## Short exercise
Output all the data exactly. Pictures do not belong in the copy.
/---
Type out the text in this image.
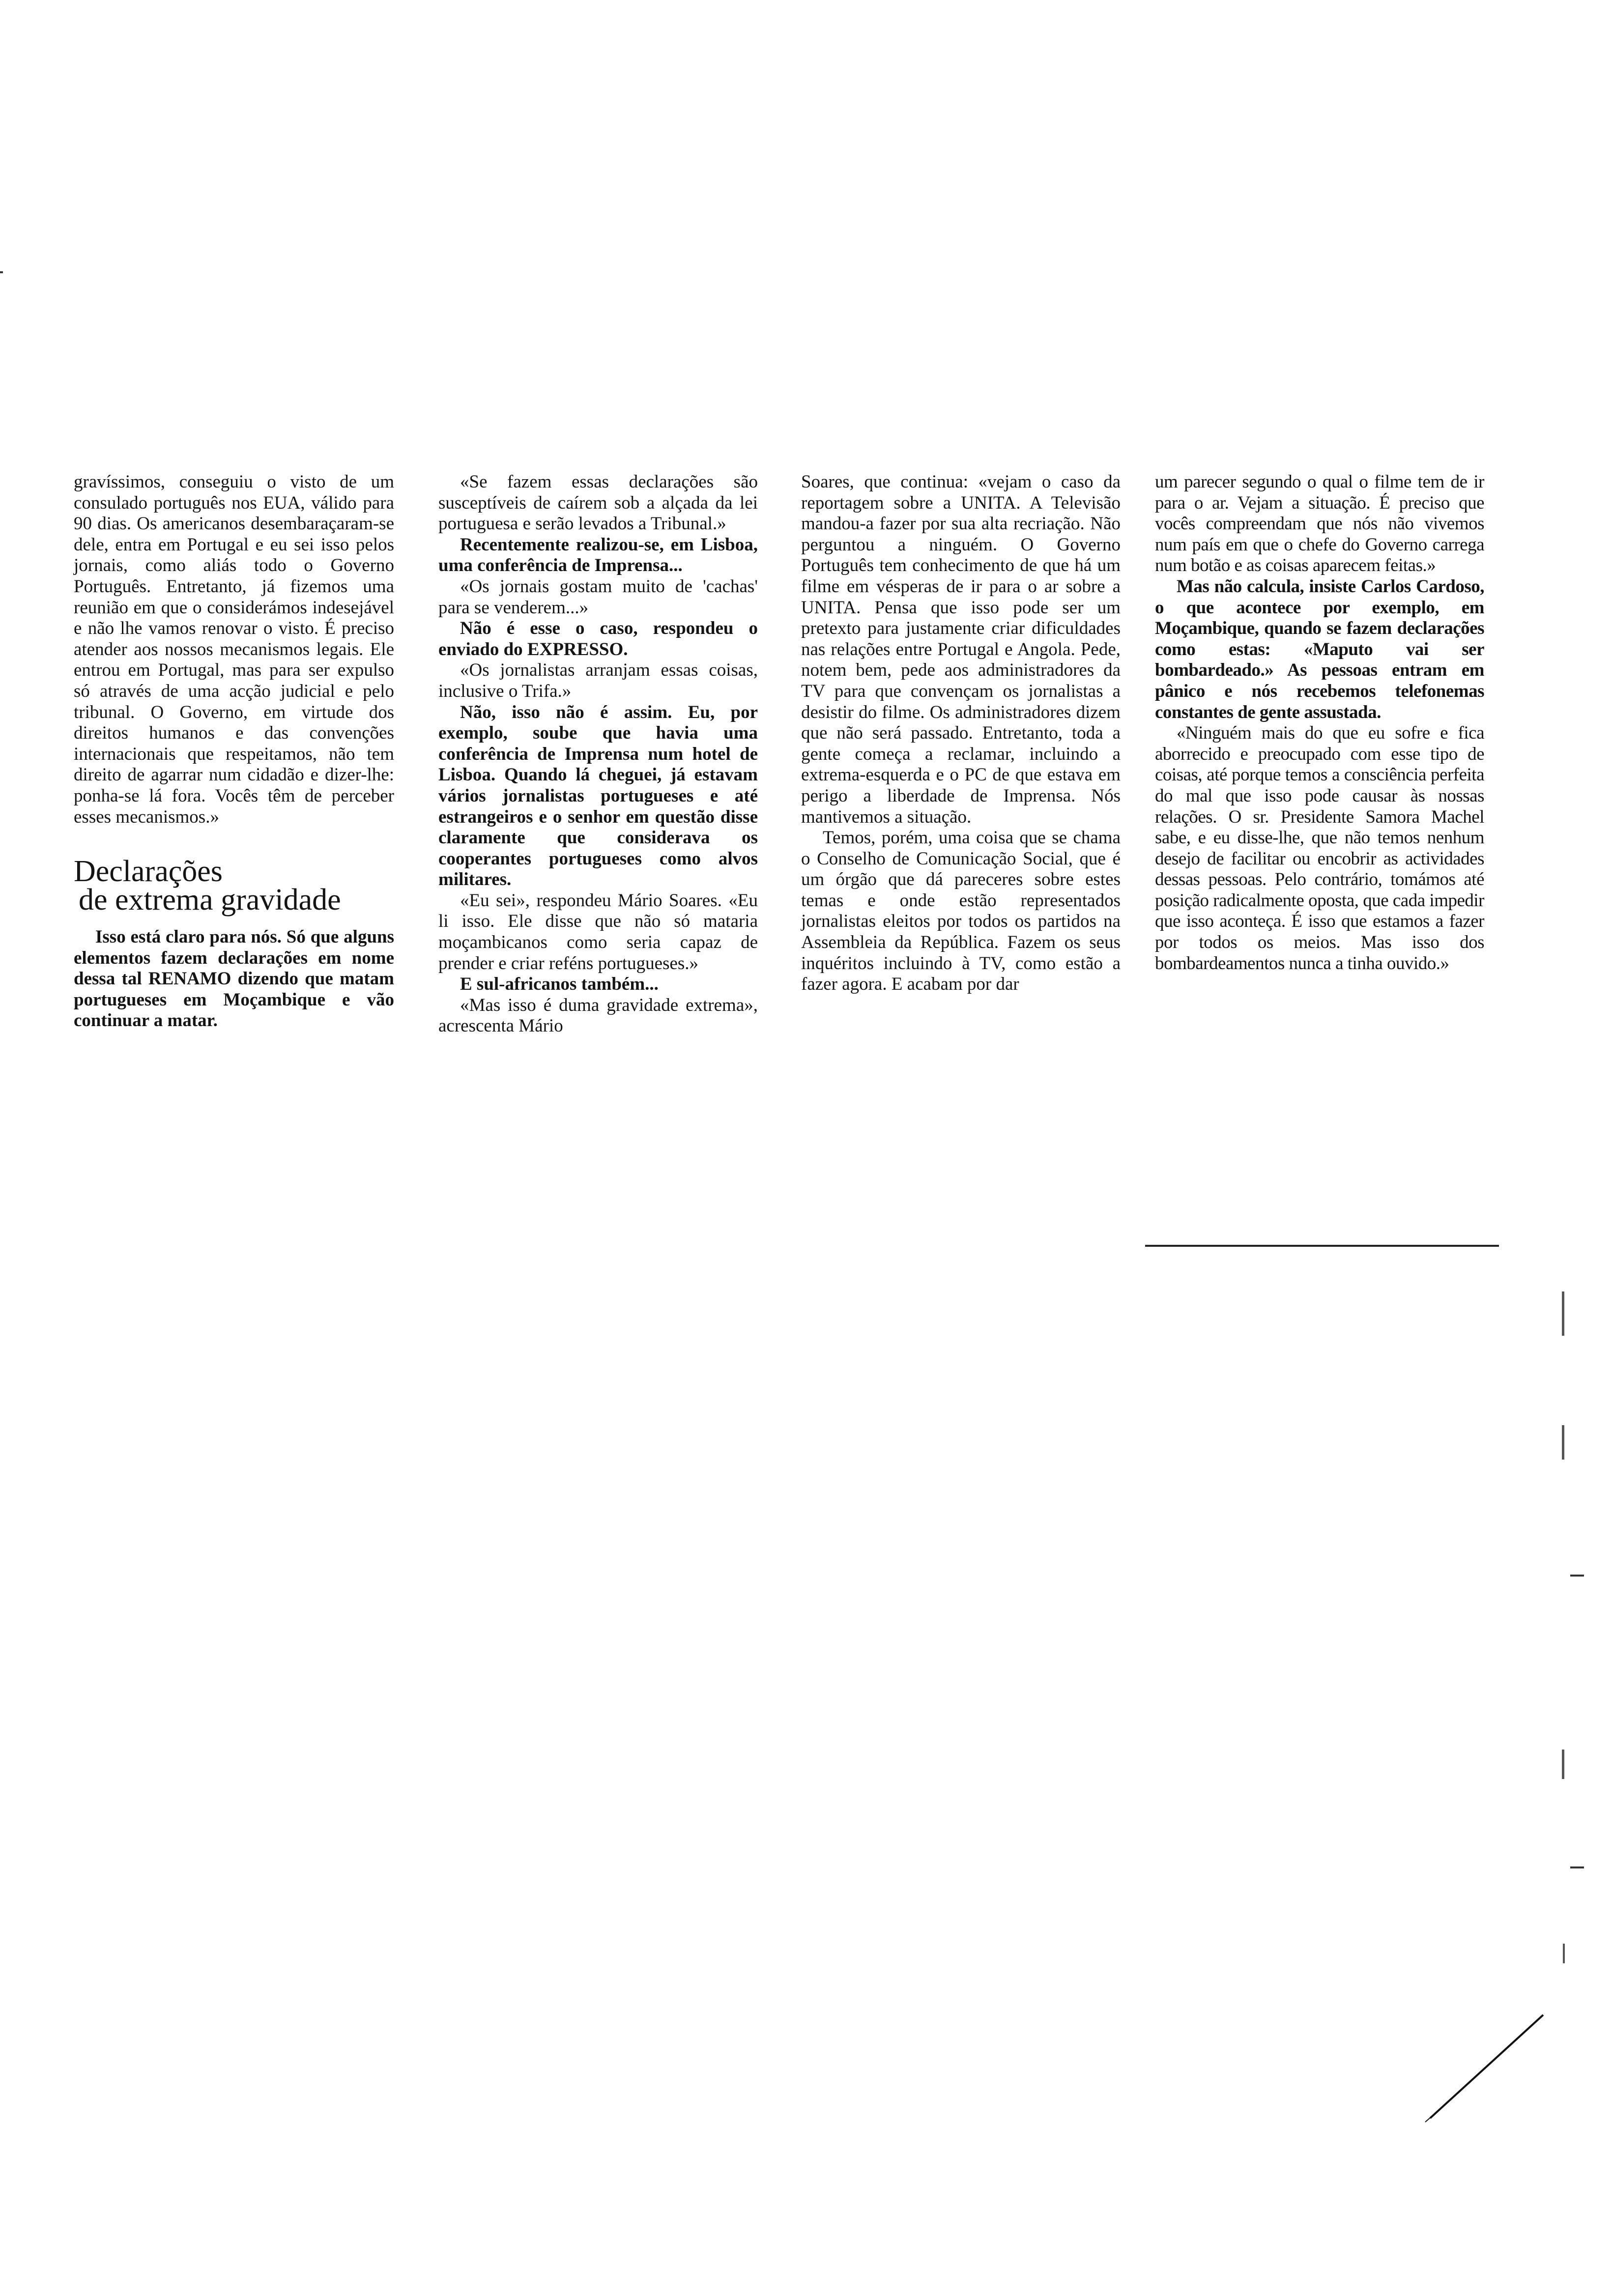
gravíssimos, conseguiu o visto de um consulado português nos EUA, válido para 90 dias. Os americanos desembaraçaram-se dele, entra em Portugal e eu sei isso pelos jornais, como aliás todo o Governo Português. Entretanto, já fizemos uma reunião em que o considerámos indesejável e não lhe vamos renovar o visto. É preciso atender aos nossos mecanismos legais. Ele entrou em Portugal, mas para ser expulso só através de uma acção judicial e pelo tribunal. O Governo, em virtude dos direitos humanos e das convenções internacionais que respeitamos, não tem direito de agarrar num cidadão e dizer-lhe: ponha-se lá fora. Vocês têm de perceber esses mecanismos.»

Declarações
de extrema gravidade

Isso está claro para nós. Só que alguns elementos fazem declarações em nome dessa tal RENAMO dizendo que matam portugueses em Moçambique e vão continuar a matar.

«Se fazem essas declarações são susceptíveis de caírem sob a alçada da lei portuguesa e serão levados a Tribunal.»

Recentemente realizou-se, em Lisboa, uma conferência de Imprensa...

«Os jornais gostam muito de 'cachas' para se venderem...»

Não é esse o caso, respondeu o enviado do EXPRESSO.

«Os jornalistas arranjam essas coisas, inclusive o Trifa.»

Não, isso não é assim. Eu, por exemplo, soube que havia uma conferência de Imprensa num hotel de Lisboa. Quando lá cheguei, já estavam vários jornalistas portugueses e até estrangeiros e o senhor em questão disse claramente que considerava os cooperantes portugueses como alvos militares.

«Eu sei», respondeu Mário Soares. «Eu li isso. Ele disse que não só mataria moçambicanos como seria capaz de prender e criar reféns portugueses.»

E sul-africanos também...

«Mas isso é duma gravidade extrema», acrescenta Mário

Soares, que continua: «vejam o caso da reportagem sobre a UNITA. A Televisão mandou-a fazer por sua alta recriação. Não perguntou a ninguém. O Governo Português tem conhecimento de que há um filme em vésperas de ir para o ar sobre a UNITA. Pensa que isso pode ser um pretexto para justamente criar dificuldades nas relações entre Portugal e Angola. Pede, notem bem, pede aos administradores da TV para que convençam os jornalistas a desistir do filme. Os administradores dizem que não será passado. Entretanto, toda a gente começa a reclamar, incluindo a extrema-esquerda e o PC de que estava em perigo a liberdade de Imprensa. Nós mantivemos a situação.

Temos, porém, uma coisa que se chama o Conselho de Comunicação Social, que é um órgão que dá pareceres sobre estes temas e onde estão representados jornalistas eleitos por todos os partidos na Assembleia da República. Fazem os seus inquéritos incluindo à TV, como estão a fazer agora. E acabam por dar

um parecer segundo o qual o filme tem de ir para o ar. Vejam a situação. É preciso que vocês compreendam que nós não vivemos num país em que o chefe do Governo carrega num botão e as coisas aparecem feitas.»

Mas não calcula, insiste Carlos Cardoso, o que acontece por exemplo, em Moçambique, quando se fazem declarações como estas: «Maputo vai ser bombardeado.» As pessoas entram em pânico e nós recebemos telefonemas constantes de gente assustada.

«Ninguém mais do que eu sofre e fica aborrecido e preocupado com esse tipo de coisas, até porque temos a consciência perfeita do mal que isso pode causar às nossas relações. O sr. Presidente Samora Machel sabe, e eu disse-lhe, que não temos nenhum desejo de facilitar ou encobrir as actividades dessas pessoas. Pelo contrário, tomámos até posição radicalmente oposta, que cada impedir que isso aconteça. É isso que estamos a fazer por todos os meios. Mas isso dos bombardeamentos nunca a tinha ouvido.»
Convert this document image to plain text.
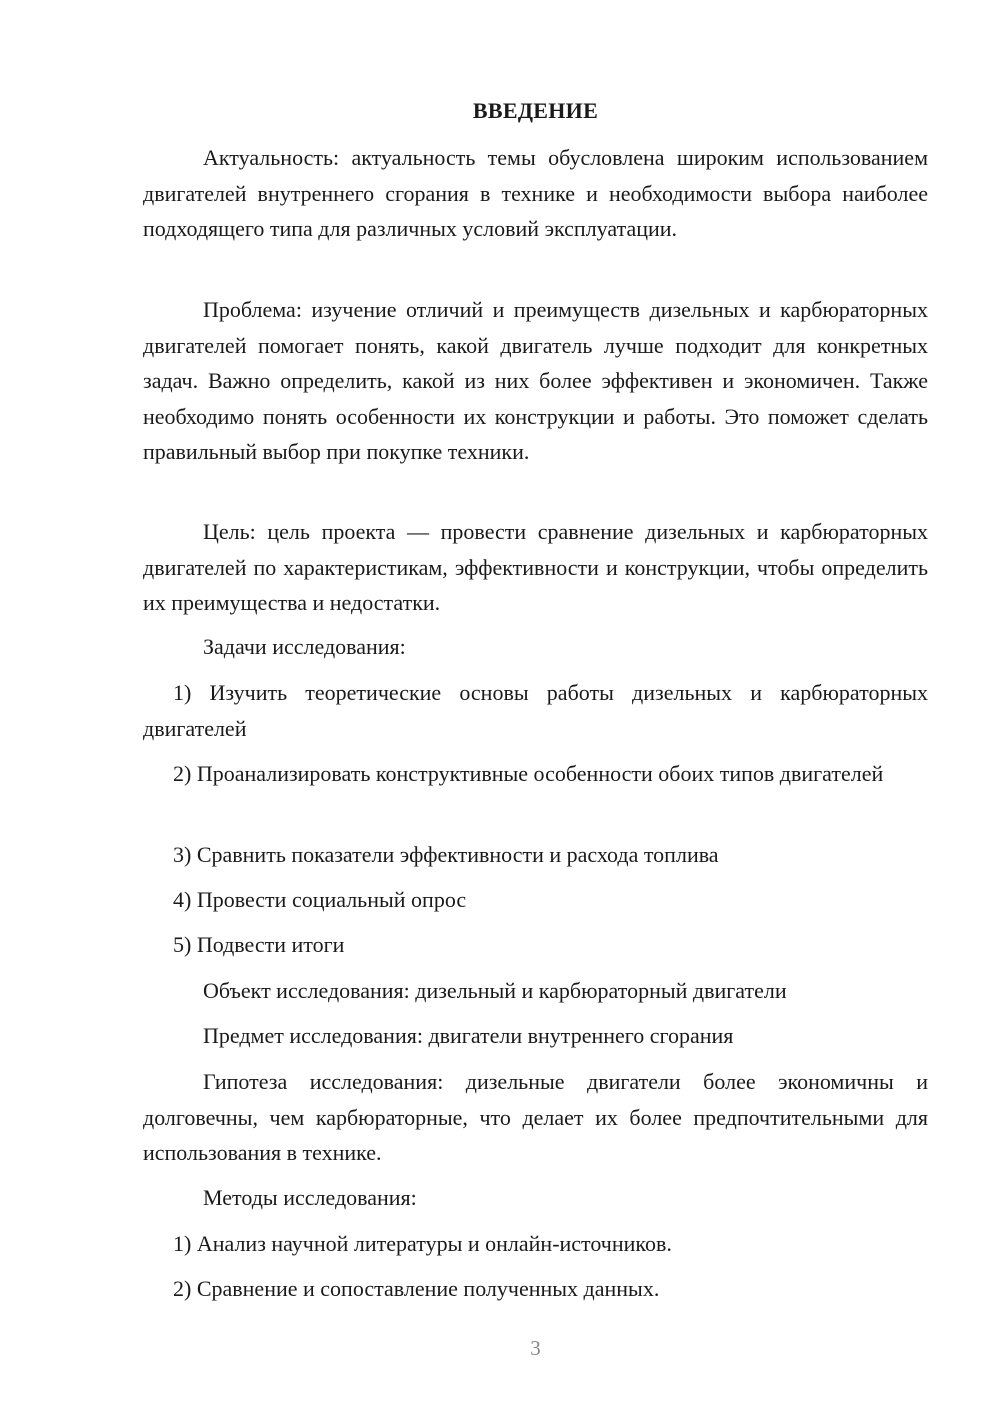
ВВЕДЕНИЕ

Актуальность: актуальность темы обусловлена широким использованием двигателей внутреннего сгорания в технике и необходимости выбора наиболее подходящего типа для различных условий эксплуатации.

Проблема: изучение отличий и преимуществ дизельных и карбюраторных двигателей помогает понять, какой двигатель лучше подходит для конкретных задач. Важно определить, какой из них более эффективен и экономичен. Также необходимо понять особенности их конструкции и работы. Это поможет сделать правильный выбор при покупке техники.

Цель: цель проекта — провести сравнение дизельных и карбюраторных двигателей по характеристикам, эффективности и конструкции, чтобы определить их преимущества и недостатки.

Задачи исследования:

1) Изучить теоретические основы работы дизельных и карбюраторных двигателей

2) Проанализировать конструктивные особенности обоих типов двигателей

3) Сравнить показатели эффективности и расхода топлива

4) Провести социальный опрос

5) Подвести итоги

Объект исследования: дизельный и карбюраторный двигатели

Предмет исследования: двигатели внутреннего сгорания

Гипотеза исследования: дизельные двигатели более экономичны и долговечны, чем карбюраторные, что делает их более предпочтительными для использования в технике.

Методы исследования:

1) Анализ научной литературы и онлайн-источников.

2) Сравнение и сопоставление полученных данных.

3
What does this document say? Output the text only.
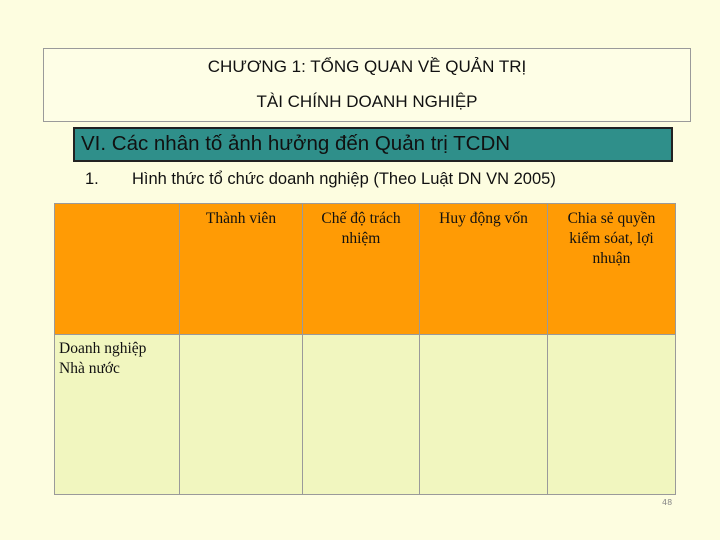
CHƯƠNG 1: TỔNG QUAN VỀ QUẢN TRỊ
TÀI CHÍNH DOANH NGHIỆP
VI. Các nhân tố ảnh hưởng đến Quản trị TCDN
1. Hình thức tổ chức doanh nghiệp (Theo Luật DN VN 2005)
	Thành viên	Chế độ trách nhiệm	Huy động vốn	Chia sẻ quyền kiểm sóat, lợi nhuận
Doanh nghiệp Nhà nước				
48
\---
## Correct response
Type out the text in this image.
gravíssimos, conseguiu o visto de um consulado português nos EUA, válido para 90 dias. Os americanos desembaraçaram-se dele, entra em Portugal e eu sei isso pelos jornais, como aliás todo o Governo Português. Entretanto, já fizemos uma reunião em que o considerámos indesejável e não lhe vamos renovar o visto. É preciso atender aos nossos mecanismos legais. Ele entrou em Portugal, mas para ser expulso só através de uma acção judicial e pelo tribunal. O Governo, em virtude dos direitos humanos e das convenções internacionais que respeitamos, não tem direito de agarrar num cidadão e dizer-lhe: ponha-se lá fora. Vocês têm de perceber esses mecanismos.»

Declarações
de extrema gravidade

Isso está claro para nós. Só que alguns elementos fazem declarações em nome dessa tal RENAMO dizendo que matam portugueses em Moçambique e vão continuar a matar.

«Se fazem essas declarações são susceptíveis de caírem sob a alçada da lei portuguesa e serão levados a Tribunal.»

Recentemente realizou-se, em Lisboa, uma conferência de Imprensa...

«Os jornais gostam muito de 'cachas' para se venderem...»

Não é esse o caso, respondeu o enviado do EXPRESSO.

«Os jornalistas arranjam essas coisas, inclusive o Trifa.»

Não, isso não é assim. Eu, por exemplo, soube que havia uma conferência de Imprensa num hotel de Lisboa. Quando lá cheguei, já estavam vários jornalistas portugueses e até estrangeiros e o senhor em questão disse claramente que considerava os cooperantes portugueses como alvos militares.

«Eu sei», respondeu Mário Soares. «Eu li isso. Ele disse que não só mataria moçambicanos como seria capaz de prender e criar reféns portugueses.»

E sul-africanos também...

«Mas isso é duma gravidade extrema», acrescenta Mário

Soares, que continua: «vejam o caso da reportagem sobre a UNITA. A Televisão mandou-a fazer por sua alta recriação. Não perguntou a ninguém. O Governo Português tem conhecimento de que há um filme em vésperas de ir para o ar sobre a UNITA. Pensa que isso pode ser um pretexto para justamente criar dificuldades nas relações entre Portugal e Angola. Pede, notem bem, pede aos administradores da TV para que convençam os jornalistas a desistir do filme. Os administradores dizem que não será passado. Entretanto, toda a gente começa a reclamar, incluindo a extrema-esquerda e o PC de que estava em perigo a liberdade de Imprensa. Nós mantivemos a situação.

Temos, porém, uma coisa que se chama o Conselho de Comunicação Social, que é um órgão que dá pareceres sobre estes temas e onde estão representados jornalistas eleitos por todos os partidos na Assembleia da República. Fazem os seus inquéritos incluindo à TV, como estão a fazer agora. E acabam por dar

um parecer segundo o qual o filme tem de ir para o ar. Vejam a situação. É preciso que vocês compreendam que nós não vivemos num país em que o chefe do Governo carrega num botão e as coisas aparecem feitas.»

Mas não calcula, insiste Carlos Cardoso, o que acontece por exemplo, em Moçambique, quando se fazem declarações como estas: «Maputo vai ser bombardeado.» As pessoas entram em pânico e nós recebemos telefonemas constantes de gente assustada.

«Ninguém mais do que eu sofre e fica aborrecido e preocupado com esse tipo de coisas, até porque temos a consciência perfeita do mal que isso pode causar às nossas relações. O sr. Presidente Samora Machel sabe, e eu disse-lhe, que não temos nenhum desejo de facilitar ou encobrir as actividades dessas pessoas. Pelo contrário, tomámos até posição radicalmente oposta, que cada impedir que isso aconteça. É isso que estamos a fazer por todos os meios. Mas isso dos bombardeamentos nunca a tinha ouvido.»
Convert this document image to plain text.
ВВЕДЕНИЕ

Актуальность: актуальность темы обусловлена широким использованием двигателей внутреннего сгорания в технике и необходимости выбора наиболее подходящего типа для различных условий эксплуатации.

Проблема: изучение отличий и преимуществ дизельных и карбюраторных двигателей помогает понять, какой двигатель лучше подходит для конкретных задач. Важно определить, какой из них более эффективен и экономичен. Также необходимо понять особенности их конструкции и работы. Это поможет сделать правильный выбор при покупке техники.

Цель: цель проекта — провести сравнение дизельных и карбюраторных двигателей по характеристикам, эффективности и конструкции, чтобы определить их преимущества и недостатки.

Задачи исследования:

1) Изучить теоретические основы работы дизельных и карбюраторных двигателей

2) Проанализировать конструктивные особенности обоих типов двигателей

3) Сравнить показатели эффективности и расхода топлива

4) Провести социальный опрос

5) Подвести итоги

Объект исследования: дизельный и карбюраторный двигатели

Предмет исследования: двигатели внутреннего сгорания

Гипотеза исследования: дизельные двигатели более экономичны и долговечны, чем карбюраторные, что делает их более предпочтительными для использования в технике.

Методы исследования:

1) Анализ научной литературы и онлайн-источников.

2) Сравнение и сопоставление полученных данных.

3
What does this document say? Output the text only.
CHƯƠNG 1: TỔNG QUAN VỀ QUẢN TRỊ
TÀI CHÍNH DOANH NGHIỆP
VI. Các nhân tố ảnh hưởng đến Quản trị TCDN
1. Hình thức tổ chức doanh nghiệp (Theo Luật DN VN 2005)
	Thành viên	Chế độ trách nhiệm	Huy động vốn	Chia sẻ quyền kiểm sóat, lợi nhuận
Doanh nghiệp Nhà nước				
48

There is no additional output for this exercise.